Given task:
Every line of the material below should be repeated exactly.

— Begin Exercise material —

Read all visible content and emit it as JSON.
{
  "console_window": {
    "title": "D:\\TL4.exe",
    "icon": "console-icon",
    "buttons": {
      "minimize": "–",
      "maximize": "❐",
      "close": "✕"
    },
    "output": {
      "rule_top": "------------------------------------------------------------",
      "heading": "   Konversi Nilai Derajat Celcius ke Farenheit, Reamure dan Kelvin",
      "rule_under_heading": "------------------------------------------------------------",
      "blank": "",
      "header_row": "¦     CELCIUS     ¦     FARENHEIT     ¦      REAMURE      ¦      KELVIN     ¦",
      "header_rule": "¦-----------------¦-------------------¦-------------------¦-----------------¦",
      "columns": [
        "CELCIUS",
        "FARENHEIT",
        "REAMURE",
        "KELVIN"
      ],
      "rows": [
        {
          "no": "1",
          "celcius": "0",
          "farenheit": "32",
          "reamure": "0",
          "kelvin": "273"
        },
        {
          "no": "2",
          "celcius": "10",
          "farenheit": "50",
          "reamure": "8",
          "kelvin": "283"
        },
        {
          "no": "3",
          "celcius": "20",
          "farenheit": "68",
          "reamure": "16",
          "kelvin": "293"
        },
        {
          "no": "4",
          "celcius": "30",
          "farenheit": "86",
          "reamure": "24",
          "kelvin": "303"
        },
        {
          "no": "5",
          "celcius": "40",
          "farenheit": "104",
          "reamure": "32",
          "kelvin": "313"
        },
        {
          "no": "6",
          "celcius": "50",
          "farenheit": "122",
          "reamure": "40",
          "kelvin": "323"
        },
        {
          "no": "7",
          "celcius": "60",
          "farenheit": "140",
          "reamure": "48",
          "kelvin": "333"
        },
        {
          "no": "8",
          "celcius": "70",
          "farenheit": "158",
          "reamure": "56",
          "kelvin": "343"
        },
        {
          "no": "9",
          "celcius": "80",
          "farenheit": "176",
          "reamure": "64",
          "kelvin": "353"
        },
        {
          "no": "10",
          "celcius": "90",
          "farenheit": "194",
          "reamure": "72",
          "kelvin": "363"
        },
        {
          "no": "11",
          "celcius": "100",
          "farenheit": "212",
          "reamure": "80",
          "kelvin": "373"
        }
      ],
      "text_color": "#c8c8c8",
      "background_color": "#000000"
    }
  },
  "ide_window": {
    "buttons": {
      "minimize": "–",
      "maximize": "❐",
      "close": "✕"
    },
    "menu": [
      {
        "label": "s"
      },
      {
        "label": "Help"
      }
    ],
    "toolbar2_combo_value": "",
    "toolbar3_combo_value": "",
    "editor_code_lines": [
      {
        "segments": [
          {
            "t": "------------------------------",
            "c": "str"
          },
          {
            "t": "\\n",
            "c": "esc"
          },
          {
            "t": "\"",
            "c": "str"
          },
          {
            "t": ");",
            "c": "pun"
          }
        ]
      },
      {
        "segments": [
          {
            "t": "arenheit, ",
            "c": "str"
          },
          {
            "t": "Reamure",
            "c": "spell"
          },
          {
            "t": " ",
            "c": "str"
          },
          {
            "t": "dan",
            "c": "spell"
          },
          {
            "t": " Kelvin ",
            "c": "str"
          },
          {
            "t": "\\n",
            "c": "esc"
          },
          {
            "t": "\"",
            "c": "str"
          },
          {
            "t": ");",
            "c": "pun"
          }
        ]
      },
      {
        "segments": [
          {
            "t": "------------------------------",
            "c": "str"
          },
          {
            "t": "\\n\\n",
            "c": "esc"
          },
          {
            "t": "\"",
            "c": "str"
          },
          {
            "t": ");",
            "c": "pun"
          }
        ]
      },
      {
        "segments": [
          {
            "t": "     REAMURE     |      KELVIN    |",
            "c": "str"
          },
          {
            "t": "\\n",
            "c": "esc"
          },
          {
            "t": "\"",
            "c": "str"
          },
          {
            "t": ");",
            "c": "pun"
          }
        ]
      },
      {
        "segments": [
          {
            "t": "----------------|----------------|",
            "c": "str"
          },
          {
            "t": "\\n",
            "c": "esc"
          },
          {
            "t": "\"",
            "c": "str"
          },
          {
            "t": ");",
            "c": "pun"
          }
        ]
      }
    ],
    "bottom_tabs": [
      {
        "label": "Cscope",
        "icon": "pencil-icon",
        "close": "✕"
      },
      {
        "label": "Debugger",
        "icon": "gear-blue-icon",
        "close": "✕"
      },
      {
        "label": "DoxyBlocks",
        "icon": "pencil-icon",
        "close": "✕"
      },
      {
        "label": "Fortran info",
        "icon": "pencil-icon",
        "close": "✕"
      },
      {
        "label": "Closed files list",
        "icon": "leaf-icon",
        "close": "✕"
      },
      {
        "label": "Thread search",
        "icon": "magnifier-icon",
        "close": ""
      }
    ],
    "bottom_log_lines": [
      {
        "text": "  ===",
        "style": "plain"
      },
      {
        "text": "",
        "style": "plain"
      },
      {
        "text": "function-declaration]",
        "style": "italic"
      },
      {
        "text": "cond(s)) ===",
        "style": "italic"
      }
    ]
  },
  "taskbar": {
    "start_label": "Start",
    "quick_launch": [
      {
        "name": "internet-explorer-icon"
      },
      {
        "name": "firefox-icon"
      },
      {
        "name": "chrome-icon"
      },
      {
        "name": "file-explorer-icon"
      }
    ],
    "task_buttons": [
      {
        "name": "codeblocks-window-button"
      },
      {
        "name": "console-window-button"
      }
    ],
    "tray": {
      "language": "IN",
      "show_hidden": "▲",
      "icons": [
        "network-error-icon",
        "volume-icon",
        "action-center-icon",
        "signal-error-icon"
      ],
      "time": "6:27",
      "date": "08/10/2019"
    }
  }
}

— End Exercise material —

Result:
Read all visible content and emit it as JSON.
{
  "console_window": {
    "title": "D:\\TL4.exe",
    "icon": "console-icon",
    "buttons": {
      "minimize": "–",
      "maximize": "❐",
      "close": "✕"
    },
    "output": {
      "rule_top": "------------------------------------------------------------",
      "heading": "   Konversi Nilai Derajat Celcius ke Farenheit, Reamure dan Kelvin",
      "rule_under_heading": "------------------------------------------------------------",
      "blank": "",
      "header_row": "¦     CELCIUS     ¦     FARENHEIT     ¦      REAMURE      ¦      KELVIN     ¦",
      "header_rule": "¦-----------------¦-------------------¦-------------------¦-----------------¦",
      "columns": [
        "CELCIUS",
        "FARENHEIT",
        "REAMURE",
        "KELVIN"
      ],
      "rows": [
        {
          "no": "1",
          "celcius": "0",
          "farenheit": "32",
          "reamure": "0",
          "kelvin": "273"
        },
        {
          "no": "2",
          "celcius": "10",
          "farenheit": "50",
          "reamure": "8",
          "kelvin": "283"
        },
        {
          "no": "3",
          "celcius": "20",
          "farenheit": "68",
          "reamure": "16",
          "kelvin": "293"
        },
        {
          "no": "4",
          "celcius": "30",
          "farenheit": "86",
          "reamure": "24",
          "kelvin": "303"
        },
        {
          "no": "5",
          "celcius": "40",
          "farenheit": "104",
          "reamure": "32",
          "kelvin": "313"
        },
        {
          "no": "6",
          "celcius": "50",
          "farenheit": "122",
          "reamure": "40",
          "kelvin": "323"
        },
        {
          "no": "7",
          "celcius": "60",
          "farenheit": "140",
          "reamure": "48",
          "kelvin": "333"
        },
        {
          "no": "8",
          "celcius": "70",
          "farenheit": "158",
          "reamure": "56",
          "kelvin": "343"
        },
        {
          "no": "9",
          "celcius": "80",
          "farenheit": "176",
          "reamure": "64",
          "kelvin": "353"
        },
        {
          "no": "10",
          "celcius": "90",
          "farenheit": "194",
          "reamure": "72",
          "kelvin": "363"
        },
        {
          "no": "11",
          "celcius": "100",
          "farenheit": "212",
          "reamure": "80",
          "kelvin": "373"
        }
      ],
      "text_color": "#c8c8c8",
      "background_color": "#000000"
    }
  },
  "ide_window": {
    "buttons": {
      "minimize": "–",
      "maximize": "❐",
      "close": "✕"
    },
    "menu": [
      {
        "label": "s"
      },
      {
        "label": "Help"
      }
    ],
    "toolbar2_combo_value": "",
    "toolbar3_combo_value": "",
    "editor_code_lines": [
      {
        "segments": [
          {
            "t": "------------------------------",
            "c": "str"
          },
          {
            "t": "\\n",
            "c": "esc"
          },
          {
            "t": "\"",
            "c": "str"
          },
          {
            "t": ");",
            "c": "pun"
          }
        ]
      },
      {
        "segments": [
          {
            "t": "arenheit, ",
            "c": "str"
          },
          {
            "t": "Reamure",
            "c": "spell"
          },
          {
            "t": " ",
            "c": "str"
          },
          {
            "t": "dan",
            "c": "spell"
          },
          {
            "t": " Kelvin ",
            "c": "str"
          },
          {
            "t": "\\n",
            "c": "esc"
          },
          {
            "t": "\"",
            "c": "str"
          },
          {
            "t": ");",
            "c": "pun"
          }
        ]
      },
      {
        "segments": [
          {
            "t": "------------------------------",
            "c": "str"
          },
          {
            "t": "\\n\\n",
            "c": "esc"
          },
          {
            "t": "\"",
            "c": "str"
          },
          {
            "t": ");",
            "c": "pun"
          }
        ]
      },
      {
        "segments": [
          {
            "t": "     REAMURE     |      KELVIN    |",
            "c": "str"
          },
          {
            "t": "\\n",
            "c": "esc"
          },
          {
            "t": "\"",
            "c": "str"
          },
          {
            "t": ");",
            "c": "pun"
          }
        ]
      },
      {
        "segments": [
          {
            "t": "----------------|----------------|",
            "c": "str"
          },
          {
            "t": "\\n",
            "c": "esc"
          },
          {
            "t": "\"",
            "c": "str"
          },
          {
            "t": ");",
            "c": "pun"
          }
        ]
      }
    ],
    "bottom_tabs": [
      {
        "label": "Cscope",
        "icon": "pencil-icon",
        "close": "✕"
      },
      {
        "label": "Debugger",
        "icon": "gear-blue-icon",
        "close": "✕"
      },
      {
        "label": "DoxyBlocks",
        "icon": "pencil-icon",
        "close": "✕"
      },
      {
        "label": "Fortran info",
        "icon": "pencil-icon",
        "close": "✕"
      },
      {
        "label": "Closed files list",
        "icon": "leaf-icon",
        "close": "✕"
      },
      {
        "label": "Thread search",
        "icon": "magnifier-icon",
        "close": ""
      }
    ],
    "bottom_log_lines": [
      {
        "text": "  ===",
        "style": "plain"
      },
      {
        "text": "",
        "style": "plain"
      },
      {
        "text": "function-declaration]",
        "style": "italic"
      },
      {
        "text": "cond(s)) ===",
        "style": "italic"
      }
    ]
  },
  "taskbar": {
    "start_label": "Start",
    "quick_launch": [
      {
        "name": "internet-explorer-icon"
      },
      {
        "name": "firefox-icon"
      },
      {
        "name": "chrome-icon"
      },
      {
        "name": "file-explorer-icon"
      }
    ],
    "task_buttons": [
      {
        "name": "codeblocks-window-button"
      },
      {
        "name": "console-window-button"
      }
    ],
    "tray": {
      "language": "IN",
      "show_hidden": "▲",
      "icons": [
        "network-error-icon",
        "volume-icon",
        "action-center-icon",
        "signal-error-icon"
      ],
      "time": "6:27",
      "date": "08/10/2019"
    }
  }
}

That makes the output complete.